Please turn every line of the items below into a JSON list of strings, one string per line, skipping blank lines. Leave the pictures out of your answer.

Extracted records:
= = = =
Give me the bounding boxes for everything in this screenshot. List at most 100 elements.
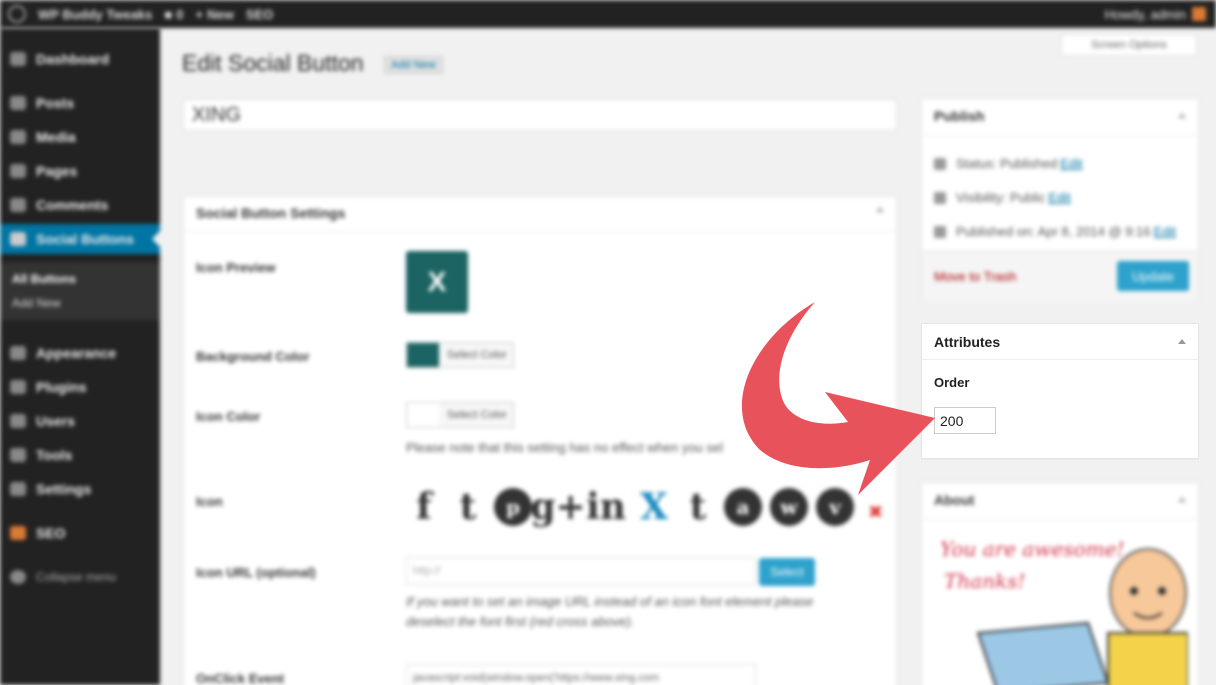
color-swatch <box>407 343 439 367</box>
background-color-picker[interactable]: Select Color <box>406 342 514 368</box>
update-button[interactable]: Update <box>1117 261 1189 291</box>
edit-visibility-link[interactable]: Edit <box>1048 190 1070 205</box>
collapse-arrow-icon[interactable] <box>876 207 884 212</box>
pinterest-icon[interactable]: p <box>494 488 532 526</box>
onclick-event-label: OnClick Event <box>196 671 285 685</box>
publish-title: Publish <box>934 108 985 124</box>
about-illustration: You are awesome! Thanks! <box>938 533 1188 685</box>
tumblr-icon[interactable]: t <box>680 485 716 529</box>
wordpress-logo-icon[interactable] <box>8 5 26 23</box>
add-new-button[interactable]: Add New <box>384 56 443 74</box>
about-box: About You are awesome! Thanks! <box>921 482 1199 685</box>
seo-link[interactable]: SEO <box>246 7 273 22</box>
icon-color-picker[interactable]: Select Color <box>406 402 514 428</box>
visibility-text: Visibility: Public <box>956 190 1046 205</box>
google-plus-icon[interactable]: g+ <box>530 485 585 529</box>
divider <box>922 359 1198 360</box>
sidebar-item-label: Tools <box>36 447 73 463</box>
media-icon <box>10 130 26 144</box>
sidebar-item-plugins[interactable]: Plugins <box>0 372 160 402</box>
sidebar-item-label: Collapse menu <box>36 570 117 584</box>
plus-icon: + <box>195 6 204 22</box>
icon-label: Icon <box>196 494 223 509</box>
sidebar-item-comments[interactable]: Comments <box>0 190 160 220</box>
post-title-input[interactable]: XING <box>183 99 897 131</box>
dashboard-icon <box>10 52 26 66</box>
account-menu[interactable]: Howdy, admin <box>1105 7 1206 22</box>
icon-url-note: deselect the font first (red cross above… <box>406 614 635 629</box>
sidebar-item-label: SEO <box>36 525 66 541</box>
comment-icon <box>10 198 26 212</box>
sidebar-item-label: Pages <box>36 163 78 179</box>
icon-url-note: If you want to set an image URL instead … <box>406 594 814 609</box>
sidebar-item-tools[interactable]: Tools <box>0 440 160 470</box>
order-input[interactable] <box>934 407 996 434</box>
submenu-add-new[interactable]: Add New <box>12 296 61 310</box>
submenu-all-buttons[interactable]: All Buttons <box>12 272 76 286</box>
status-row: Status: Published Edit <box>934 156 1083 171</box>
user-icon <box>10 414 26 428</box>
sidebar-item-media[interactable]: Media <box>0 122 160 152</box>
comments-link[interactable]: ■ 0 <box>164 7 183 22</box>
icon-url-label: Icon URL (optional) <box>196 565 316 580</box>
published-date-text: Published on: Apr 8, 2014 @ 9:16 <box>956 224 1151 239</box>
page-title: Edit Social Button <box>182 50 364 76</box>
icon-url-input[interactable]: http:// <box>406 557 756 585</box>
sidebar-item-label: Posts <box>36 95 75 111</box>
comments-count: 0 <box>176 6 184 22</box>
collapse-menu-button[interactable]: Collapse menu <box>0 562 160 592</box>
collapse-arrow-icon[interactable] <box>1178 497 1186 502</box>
= = = =
Answer to the task:
[
  "Give me the bounding boxes for everything in this screenshot. List at most 100 elements.",
  "color-swatch <box>407 343 439 367</box>",
  "background-color-picker[interactable]: Select Color <box>406 342 514 368</box>",
  "update-button[interactable]: Update <box>1117 261 1189 291</box>",
  "edit-visibility-link[interactable]: Edit <box>1048 190 1070 205</box>",
  "collapse-arrow-icon[interactable] <box>876 207 884 212</box>",
  "pinterest-icon[interactable]: p <box>494 488 532 526</box>",
  "onclick-event-label: OnClick Event <box>196 671 285 685</box>",
  "publish-title: Publish <box>934 108 985 124</box>",
  "about-illustration: You are awesome! Thanks! <box>938 533 1188 685</box>",
  "tumblr-icon[interactable]: t <box>680 485 716 529</box>",
  "wordpress-logo-icon[interactable] <box>8 5 26 23</box>",
  "add-new-button[interactable]: Add New <box>384 56 443 74</box>",
  "about-box: About You are awesome! Thanks! <box>921 482 1199 685</box>",
  "seo-link[interactable]: SEO <box>246 7 273 22</box>",
  "icon-color-picker[interactable]: Select Color <box>406 402 514 428</box>",
  "visibility-text: Visibility: Public <box>956 190 1046 205</box>",
  "google-plus-icon[interactable]: g+ <box>530 485 585 529</box>",
  "divider <box>922 359 1198 360</box>",
  "sidebar-item-label: Tools <box>36 447 73 463</box>",
  "media-icon <box>10 130 26 144</box>",
  "sidebar-item-plugins[interactable]: Plugins <box>0 372 160 402</box>",
  "sidebar-item-label: Collapse menu <box>36 570 117 584</box>",
  "plus-icon: + <box>195 6 204 22</box>",
  "icon-label: Icon <box>196 494 223 509</box>",
  "sidebar-item-comments[interactable]: Comments <box>0 190 160 220</box>",
  "post-title-input[interactable]: XING <box>183 99 897 131</box>",
  "dashboard-icon <box>10 52 26 66</box>",
  "account-menu[interactable]: Howdy, admin <box>1105 7 1206 22</box>",
  "icon-url-note: deselect the font first (red cross above… <box>406 614 635 629</box>",
  "sidebar-item-label: SEO <box>36 525 66 541</box>",
  "comment-icon <box>10 198 26 212</box>",
  "sidebar-item-label: Pages <box>36 163 78 179</box>",
  "icon-url-note: If you want to set an image URL instead … <box>406 594 814 609</box>",
  "sidebar-item-tools[interactable]: Tools <box>0 440 160 470</box>",
  "order-input[interactable] <box>934 407 996 434</box>",
  "submenu-add-new[interactable]: Add New <box>12 296 61 310</box>",
  "submenu-all-buttons[interactable]: All Buttons <box>12 272 76 286</box>",
  "status-row: Status: Published Edit <box>934 156 1083 171</box>",
  "user-icon <box>10 414 26 428</box>",
  "sidebar-item-media[interactable]: Media <box>0 122 160 152</box>",
  "comments-link[interactable]: ■ 0 <box>164 7 183 22</box>",
  "icon-url-label: Icon URL (optional) <box>196 565 316 580</box>",
  "published-date-text: Published on: Apr 8, 2014 @ 9:16 <box>956 224 1151 239</box>",
  "page-title: Edit Social Button <box>182 50 364 76</box>",
  "icon-url-input[interactable]: http:// <box>406 557 756 585</box>",
  "sidebar-item-label: Posts <box>36 95 75 111</box>",
  "comments-count: 0 <box>176 6 184 22</box>",
  "collapse-menu-button[interactable]: Collapse menu <box>0 562 160 592</box>",
  "collapse-arrow-icon[interactable] <box>1178 497 1186 502</box>"
]